• **Exercise description**
Repeat the entries that follow verbatim, without any of their pictures.

• **Exercise inputs**
#####

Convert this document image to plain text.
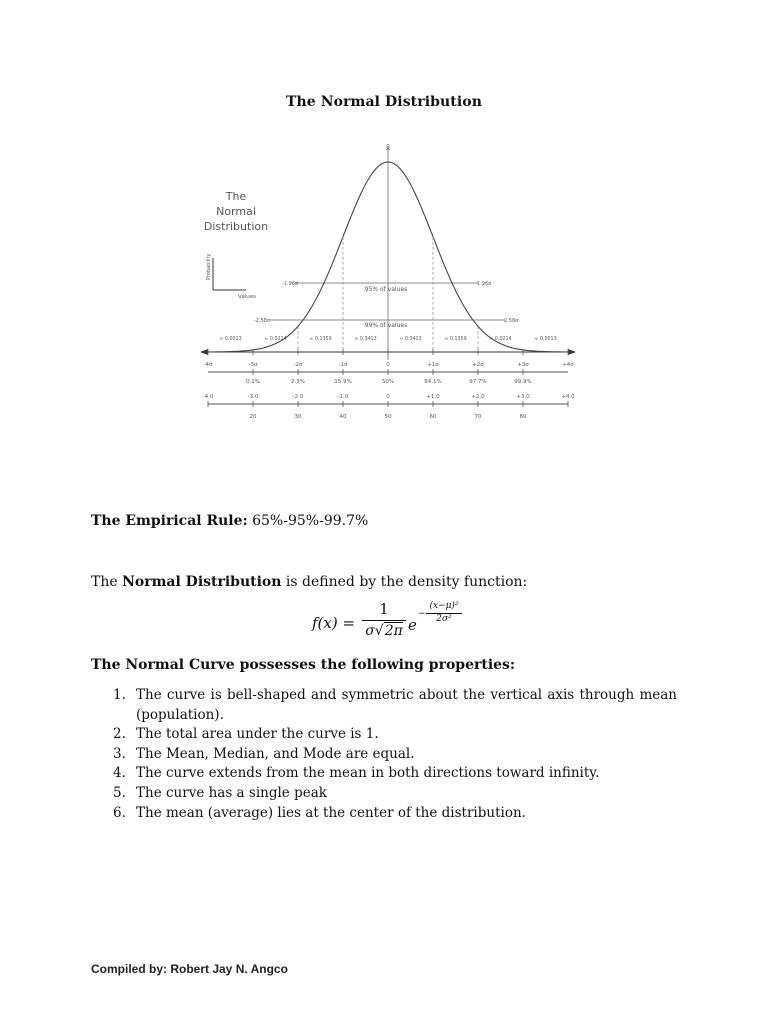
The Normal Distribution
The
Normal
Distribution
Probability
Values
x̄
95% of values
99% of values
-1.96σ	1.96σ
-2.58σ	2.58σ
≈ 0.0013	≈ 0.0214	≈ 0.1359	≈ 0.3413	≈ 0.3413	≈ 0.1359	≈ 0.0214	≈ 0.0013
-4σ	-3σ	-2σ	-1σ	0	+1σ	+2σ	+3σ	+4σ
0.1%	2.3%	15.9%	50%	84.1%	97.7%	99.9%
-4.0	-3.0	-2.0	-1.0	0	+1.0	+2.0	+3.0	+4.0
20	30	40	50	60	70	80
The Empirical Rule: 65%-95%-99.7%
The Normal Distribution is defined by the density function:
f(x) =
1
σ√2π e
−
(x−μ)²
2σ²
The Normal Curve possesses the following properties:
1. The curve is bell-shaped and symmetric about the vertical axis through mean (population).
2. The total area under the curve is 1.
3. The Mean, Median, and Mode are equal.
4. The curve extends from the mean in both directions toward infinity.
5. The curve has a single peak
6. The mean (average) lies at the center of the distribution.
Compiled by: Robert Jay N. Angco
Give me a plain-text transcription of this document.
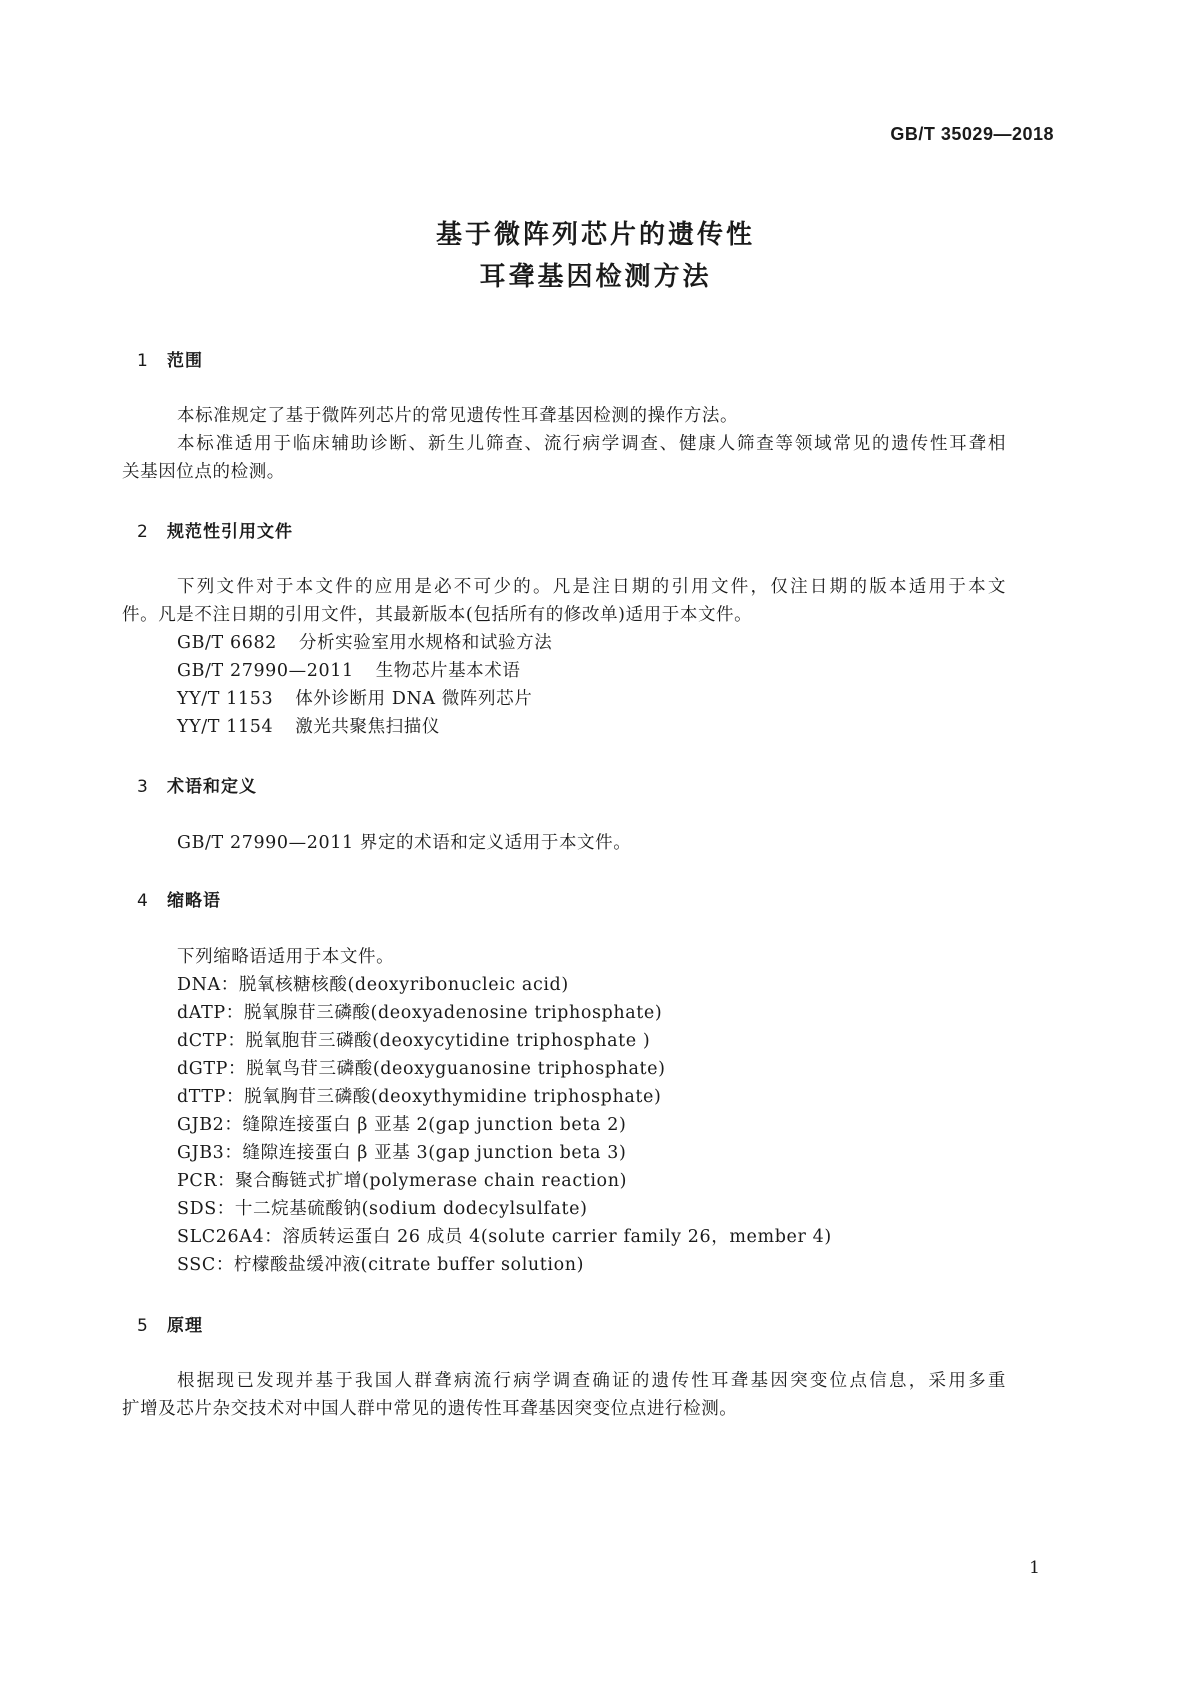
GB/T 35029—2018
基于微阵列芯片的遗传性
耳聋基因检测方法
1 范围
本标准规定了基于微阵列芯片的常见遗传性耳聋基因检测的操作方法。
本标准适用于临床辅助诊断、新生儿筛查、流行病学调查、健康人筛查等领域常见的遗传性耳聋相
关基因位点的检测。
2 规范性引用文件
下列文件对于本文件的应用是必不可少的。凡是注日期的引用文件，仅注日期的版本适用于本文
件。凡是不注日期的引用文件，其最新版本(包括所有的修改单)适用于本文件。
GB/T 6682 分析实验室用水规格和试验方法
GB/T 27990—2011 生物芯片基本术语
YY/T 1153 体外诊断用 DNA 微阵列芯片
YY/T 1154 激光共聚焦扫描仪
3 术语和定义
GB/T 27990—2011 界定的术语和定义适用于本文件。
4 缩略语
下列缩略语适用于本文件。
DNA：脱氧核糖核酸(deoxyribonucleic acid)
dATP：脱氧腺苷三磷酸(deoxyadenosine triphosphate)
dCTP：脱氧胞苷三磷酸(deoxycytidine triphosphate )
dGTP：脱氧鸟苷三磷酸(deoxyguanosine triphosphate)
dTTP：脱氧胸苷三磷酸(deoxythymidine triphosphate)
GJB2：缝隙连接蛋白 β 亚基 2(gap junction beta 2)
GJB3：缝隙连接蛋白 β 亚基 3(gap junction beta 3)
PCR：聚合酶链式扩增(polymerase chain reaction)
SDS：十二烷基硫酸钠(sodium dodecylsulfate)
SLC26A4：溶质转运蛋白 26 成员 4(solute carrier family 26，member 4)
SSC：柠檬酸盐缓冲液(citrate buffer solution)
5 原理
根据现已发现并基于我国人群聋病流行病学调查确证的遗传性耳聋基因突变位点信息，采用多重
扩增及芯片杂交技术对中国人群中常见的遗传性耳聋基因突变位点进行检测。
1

#####

• **Solved problem**
Convert this document image to plain text.
The Normal Distribution
The
Normal
Distribution
Probability
Values
x̄
95% of values
99% of values
-1.96σ	1.96σ
-2.58σ	2.58σ
≈ 0.0013	≈ 0.0214	≈ 0.1359	≈ 0.3413	≈ 0.3413	≈ 0.1359	≈ 0.0214	≈ 0.0013
-4σ	-3σ	-2σ	-1σ	0	+1σ	+2σ	+3σ	+4σ
0.1%	2.3%	15.9%	50%	84.1%	97.7%	99.9%
-4.0	-3.0	-2.0	-1.0	0	+1.0	+2.0	+3.0	+4.0
20	30	40	50	60	70	80
The Empirical Rule: 65%-95%-99.7%
The Normal Distribution is defined by the density function:
f(x) =
1
σ√2π e
−
(x−μ)²
2σ²
The Normal Curve possesses the following properties:
1. The curve is bell-shaped and symmetric about the vertical axis through mean (population).
2. The total area under the curve is 1.
3. The Mean, Median, and Mode are equal.
4. The curve extends from the mean in both directions toward infinity.
5. The curve has a single peak
6. The mean (average) lies at the center of the distribution.
Compiled by: Robert Jay N. Angco
Give me a plain-text transcription of this document.
GB/T 35029—2018
基于微阵列芯片的遗传性
耳聋基因检测方法
1 范围
本标准规定了基于微阵列芯片的常见遗传性耳聋基因检测的操作方法。
本标准适用于临床辅助诊断、新生儿筛查、流行病学调查、健康人筛查等领域常见的遗传性耳聋相
关基因位点的检测。
2 规范性引用文件
下列文件对于本文件的应用是必不可少的。凡是注日期的引用文件，仅注日期的版本适用于本文
件。凡是不注日期的引用文件，其最新版本(包括所有的修改单)适用于本文件。
GB/T 6682 分析实验室用水规格和试验方法
GB/T 27990—2011 生物芯片基本术语
YY/T 1153 体外诊断用 DNA 微阵列芯片
YY/T 1154 激光共聚焦扫描仪
3 术语和定义
GB/T 27990—2011 界定的术语和定义适用于本文件。
4 缩略语
下列缩略语适用于本文件。
DNA：脱氧核糖核酸(deoxyribonucleic acid)
dATP：脱氧腺苷三磷酸(deoxyadenosine triphosphate)
dCTP：脱氧胞苷三磷酸(deoxycytidine triphosphate )
dGTP：脱氧鸟苷三磷酸(deoxyguanosine triphosphate)
dTTP：脱氧胸苷三磷酸(deoxythymidine triphosphate)
GJB2：缝隙连接蛋白 β 亚基 2(gap junction beta 2)
GJB3：缝隙连接蛋白 β 亚基 3(gap junction beta 3)
PCR：聚合酶链式扩增(polymerase chain reaction)
SDS：十二烷基硫酸钠(sodium dodecylsulfate)
SLC26A4：溶质转运蛋白 26 成员 4(solute carrier family 26，member 4)
SSC：柠檬酸盐缓冲液(citrate buffer solution)
5 原理
根据现已发现并基于我国人群聋病流行病学调查确证的遗传性耳聋基因突变位点信息，采用多重
扩增及芯片杂交技术对中国人群中常见的遗传性耳聋基因突变位点进行检测。
1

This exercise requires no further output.